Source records
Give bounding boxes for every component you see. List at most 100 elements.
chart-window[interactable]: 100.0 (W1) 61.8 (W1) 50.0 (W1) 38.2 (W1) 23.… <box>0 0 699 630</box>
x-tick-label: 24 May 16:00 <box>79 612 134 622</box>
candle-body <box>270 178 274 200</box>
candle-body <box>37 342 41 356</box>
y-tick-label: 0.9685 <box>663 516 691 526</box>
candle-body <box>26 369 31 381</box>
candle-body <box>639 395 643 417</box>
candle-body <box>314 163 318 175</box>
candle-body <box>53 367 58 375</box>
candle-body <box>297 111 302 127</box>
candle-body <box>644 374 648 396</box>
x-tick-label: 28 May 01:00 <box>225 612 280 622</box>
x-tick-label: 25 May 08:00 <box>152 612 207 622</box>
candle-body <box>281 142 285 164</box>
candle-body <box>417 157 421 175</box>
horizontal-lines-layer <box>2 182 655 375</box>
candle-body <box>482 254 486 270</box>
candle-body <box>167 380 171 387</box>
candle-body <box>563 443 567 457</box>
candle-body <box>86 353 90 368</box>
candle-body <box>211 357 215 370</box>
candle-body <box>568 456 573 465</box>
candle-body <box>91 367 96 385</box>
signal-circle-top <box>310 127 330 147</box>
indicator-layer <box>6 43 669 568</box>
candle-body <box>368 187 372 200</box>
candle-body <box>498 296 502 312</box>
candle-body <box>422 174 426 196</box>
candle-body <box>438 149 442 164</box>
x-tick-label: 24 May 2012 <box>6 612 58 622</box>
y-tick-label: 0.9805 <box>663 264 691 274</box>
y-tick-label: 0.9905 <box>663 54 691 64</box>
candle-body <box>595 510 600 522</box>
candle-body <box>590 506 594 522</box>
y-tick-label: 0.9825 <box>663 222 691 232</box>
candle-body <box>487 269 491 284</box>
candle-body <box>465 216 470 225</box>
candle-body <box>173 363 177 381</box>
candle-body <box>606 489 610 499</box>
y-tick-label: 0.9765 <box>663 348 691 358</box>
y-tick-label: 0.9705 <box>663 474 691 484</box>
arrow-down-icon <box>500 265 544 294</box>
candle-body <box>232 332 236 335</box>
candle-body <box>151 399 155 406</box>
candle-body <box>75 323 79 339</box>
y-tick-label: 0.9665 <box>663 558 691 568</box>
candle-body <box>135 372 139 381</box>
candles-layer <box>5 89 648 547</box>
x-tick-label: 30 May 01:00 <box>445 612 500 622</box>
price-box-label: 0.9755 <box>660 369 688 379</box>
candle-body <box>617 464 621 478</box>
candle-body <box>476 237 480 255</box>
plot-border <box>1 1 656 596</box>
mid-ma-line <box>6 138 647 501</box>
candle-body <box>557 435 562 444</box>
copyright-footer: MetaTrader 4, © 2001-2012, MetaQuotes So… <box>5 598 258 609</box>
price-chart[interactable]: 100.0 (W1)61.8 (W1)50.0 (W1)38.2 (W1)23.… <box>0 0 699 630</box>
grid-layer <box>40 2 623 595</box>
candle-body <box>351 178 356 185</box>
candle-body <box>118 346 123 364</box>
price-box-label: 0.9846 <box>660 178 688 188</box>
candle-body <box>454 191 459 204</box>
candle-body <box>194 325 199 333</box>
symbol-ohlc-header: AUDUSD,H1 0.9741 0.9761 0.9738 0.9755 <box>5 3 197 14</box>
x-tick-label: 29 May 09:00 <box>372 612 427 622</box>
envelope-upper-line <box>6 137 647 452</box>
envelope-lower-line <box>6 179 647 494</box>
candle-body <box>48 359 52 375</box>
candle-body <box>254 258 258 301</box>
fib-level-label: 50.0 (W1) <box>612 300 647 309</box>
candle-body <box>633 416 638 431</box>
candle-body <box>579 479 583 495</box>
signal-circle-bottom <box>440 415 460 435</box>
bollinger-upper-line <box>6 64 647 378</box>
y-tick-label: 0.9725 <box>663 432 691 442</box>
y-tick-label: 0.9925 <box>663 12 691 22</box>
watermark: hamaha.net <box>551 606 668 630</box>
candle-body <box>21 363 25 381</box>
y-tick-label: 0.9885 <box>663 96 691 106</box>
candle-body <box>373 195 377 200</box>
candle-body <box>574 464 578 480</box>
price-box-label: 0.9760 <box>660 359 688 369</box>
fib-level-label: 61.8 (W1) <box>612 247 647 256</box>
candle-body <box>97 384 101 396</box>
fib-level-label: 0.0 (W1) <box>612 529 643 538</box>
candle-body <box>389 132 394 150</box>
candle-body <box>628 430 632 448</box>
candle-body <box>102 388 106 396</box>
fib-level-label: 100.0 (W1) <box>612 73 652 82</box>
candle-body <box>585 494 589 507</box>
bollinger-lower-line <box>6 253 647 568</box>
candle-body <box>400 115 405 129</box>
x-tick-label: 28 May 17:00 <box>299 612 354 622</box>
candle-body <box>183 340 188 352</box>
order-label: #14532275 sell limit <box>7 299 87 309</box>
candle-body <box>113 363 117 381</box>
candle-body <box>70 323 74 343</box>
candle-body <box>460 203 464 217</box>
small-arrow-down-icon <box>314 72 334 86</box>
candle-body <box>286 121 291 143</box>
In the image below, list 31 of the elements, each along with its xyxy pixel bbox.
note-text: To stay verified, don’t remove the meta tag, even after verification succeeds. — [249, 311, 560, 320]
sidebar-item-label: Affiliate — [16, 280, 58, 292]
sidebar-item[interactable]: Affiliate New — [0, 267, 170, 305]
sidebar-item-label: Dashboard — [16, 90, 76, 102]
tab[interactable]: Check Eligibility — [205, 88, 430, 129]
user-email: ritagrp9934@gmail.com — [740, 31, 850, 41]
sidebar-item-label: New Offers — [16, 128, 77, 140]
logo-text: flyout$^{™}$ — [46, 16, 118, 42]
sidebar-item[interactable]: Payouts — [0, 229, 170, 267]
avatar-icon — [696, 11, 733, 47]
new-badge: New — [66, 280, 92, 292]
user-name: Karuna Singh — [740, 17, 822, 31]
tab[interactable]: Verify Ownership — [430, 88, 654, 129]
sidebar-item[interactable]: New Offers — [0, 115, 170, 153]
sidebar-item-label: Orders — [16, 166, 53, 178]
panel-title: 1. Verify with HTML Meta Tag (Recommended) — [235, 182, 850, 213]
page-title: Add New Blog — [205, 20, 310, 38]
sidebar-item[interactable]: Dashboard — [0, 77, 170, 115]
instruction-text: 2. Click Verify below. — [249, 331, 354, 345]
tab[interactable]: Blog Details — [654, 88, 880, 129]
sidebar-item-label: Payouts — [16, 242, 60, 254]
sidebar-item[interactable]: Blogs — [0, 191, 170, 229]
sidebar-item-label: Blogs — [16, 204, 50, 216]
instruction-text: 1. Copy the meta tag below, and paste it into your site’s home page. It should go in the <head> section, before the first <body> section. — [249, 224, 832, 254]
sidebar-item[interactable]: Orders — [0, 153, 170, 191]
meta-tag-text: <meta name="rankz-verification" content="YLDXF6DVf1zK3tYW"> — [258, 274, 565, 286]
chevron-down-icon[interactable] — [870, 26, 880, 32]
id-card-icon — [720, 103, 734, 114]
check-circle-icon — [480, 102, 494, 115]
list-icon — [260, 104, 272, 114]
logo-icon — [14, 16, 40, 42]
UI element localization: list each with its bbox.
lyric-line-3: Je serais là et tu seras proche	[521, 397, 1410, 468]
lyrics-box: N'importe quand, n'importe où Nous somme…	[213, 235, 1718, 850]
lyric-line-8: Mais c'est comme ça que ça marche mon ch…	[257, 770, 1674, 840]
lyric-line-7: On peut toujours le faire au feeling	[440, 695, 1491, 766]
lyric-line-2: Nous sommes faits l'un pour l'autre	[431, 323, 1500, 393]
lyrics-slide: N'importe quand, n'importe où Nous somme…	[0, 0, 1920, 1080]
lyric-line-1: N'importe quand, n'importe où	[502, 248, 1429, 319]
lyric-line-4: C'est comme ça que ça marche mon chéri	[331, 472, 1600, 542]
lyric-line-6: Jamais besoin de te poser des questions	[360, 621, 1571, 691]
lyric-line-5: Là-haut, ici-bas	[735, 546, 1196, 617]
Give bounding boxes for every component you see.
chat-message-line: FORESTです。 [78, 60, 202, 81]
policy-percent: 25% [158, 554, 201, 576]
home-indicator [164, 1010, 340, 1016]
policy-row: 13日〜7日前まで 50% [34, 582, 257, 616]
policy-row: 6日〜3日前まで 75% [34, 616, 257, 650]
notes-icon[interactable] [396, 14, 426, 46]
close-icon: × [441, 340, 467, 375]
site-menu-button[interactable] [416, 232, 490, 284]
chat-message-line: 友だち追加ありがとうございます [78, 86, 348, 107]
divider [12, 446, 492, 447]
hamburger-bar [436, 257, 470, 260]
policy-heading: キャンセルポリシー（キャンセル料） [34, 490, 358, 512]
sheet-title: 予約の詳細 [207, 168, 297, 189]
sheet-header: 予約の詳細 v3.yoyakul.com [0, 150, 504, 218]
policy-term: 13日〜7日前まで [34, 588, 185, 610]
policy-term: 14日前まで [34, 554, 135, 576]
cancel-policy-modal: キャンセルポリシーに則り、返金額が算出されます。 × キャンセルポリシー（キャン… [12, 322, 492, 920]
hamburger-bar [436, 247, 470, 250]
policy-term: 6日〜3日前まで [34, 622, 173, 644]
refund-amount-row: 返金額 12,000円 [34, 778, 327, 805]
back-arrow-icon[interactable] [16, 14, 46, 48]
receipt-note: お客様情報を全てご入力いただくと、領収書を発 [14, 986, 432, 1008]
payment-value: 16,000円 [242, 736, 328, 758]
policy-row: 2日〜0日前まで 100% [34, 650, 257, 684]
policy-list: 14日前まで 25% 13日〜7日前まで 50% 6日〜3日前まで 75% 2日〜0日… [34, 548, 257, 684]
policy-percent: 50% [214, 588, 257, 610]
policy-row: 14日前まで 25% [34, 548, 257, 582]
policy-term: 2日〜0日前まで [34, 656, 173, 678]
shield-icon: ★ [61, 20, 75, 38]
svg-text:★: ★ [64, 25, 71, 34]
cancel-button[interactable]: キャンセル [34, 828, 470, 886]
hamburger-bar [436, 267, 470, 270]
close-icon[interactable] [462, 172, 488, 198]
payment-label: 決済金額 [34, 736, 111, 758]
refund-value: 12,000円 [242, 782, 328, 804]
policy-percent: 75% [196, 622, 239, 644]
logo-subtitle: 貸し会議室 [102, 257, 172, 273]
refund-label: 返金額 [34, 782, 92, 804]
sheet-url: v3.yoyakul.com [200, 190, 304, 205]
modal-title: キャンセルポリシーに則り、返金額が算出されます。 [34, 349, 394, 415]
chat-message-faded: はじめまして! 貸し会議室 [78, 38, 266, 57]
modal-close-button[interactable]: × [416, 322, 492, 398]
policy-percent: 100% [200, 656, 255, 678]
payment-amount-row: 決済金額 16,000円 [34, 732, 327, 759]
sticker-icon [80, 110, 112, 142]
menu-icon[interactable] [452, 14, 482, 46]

- [TASK REQUIREMENTS]
Transcribe the records word for word, starting at the first line of the records and ending at the line that contains "y-tick-label: 0.9705 <box>663", with both ends included.

- [SOLUTION TO THIS TASK]
Give bounding boxes for every component you see. List at most 100 elements.
chart-window[interactable]: 100.0 (W1) 61.8 (W1) 50.0 (W1) 38.2 (W1) 23.… <box>0 0 699 630</box>
x-tick-label: 24 May 16:00 <box>79 612 134 622</box>
candle-body <box>270 178 274 200</box>
candle-body <box>37 342 41 356</box>
y-tick-label: 0.9685 <box>663 516 691 526</box>
candle-body <box>26 369 31 381</box>
candle-body <box>639 395 643 417</box>
candle-body <box>314 163 318 175</box>
candle-body <box>53 367 58 375</box>
candle-body <box>297 111 302 127</box>
candle-body <box>644 374 648 396</box>
x-tick-label: 28 May 01:00 <box>225 612 280 622</box>
x-tick-label: 25 May 08:00 <box>152 612 207 622</box>
candle-body <box>281 142 285 164</box>
candle-body <box>417 157 421 175</box>
horizontal-lines-layer <box>2 182 655 375</box>
candle-body <box>482 254 486 270</box>
candle-body <box>167 380 171 387</box>
candle-body <box>563 443 567 457</box>
candle-body <box>86 353 90 368</box>
candle-body <box>211 357 215 370</box>
candle-body <box>568 456 573 465</box>
candle-body <box>91 367 96 385</box>
signal-circle-top <box>310 127 330 147</box>
indicator-layer <box>6 43 669 568</box>
candle-body <box>368 187 372 200</box>
candle-body <box>498 296 502 312</box>
candle-body <box>422 174 426 196</box>
candle-body <box>438 149 442 164</box>
x-tick-label: 24 May 2012 <box>6 612 58 622</box>
y-tick-label: 0.9805 <box>663 264 691 274</box>
y-tick-label: 0.9905 <box>663 54 691 64</box>
candle-body <box>595 510 600 522</box>
candle-body <box>590 506 594 522</box>
y-tick-label: 0.9825 <box>663 222 691 232</box>
candle-body <box>487 269 491 284</box>
candle-body <box>465 216 470 225</box>
candle-body <box>173 363 177 381</box>
candle-body <box>606 489 610 499</box>
y-tick-label: 0.9765 <box>663 348 691 358</box>
y-tick-label: 0.9705 <box>663 474 691 484</box>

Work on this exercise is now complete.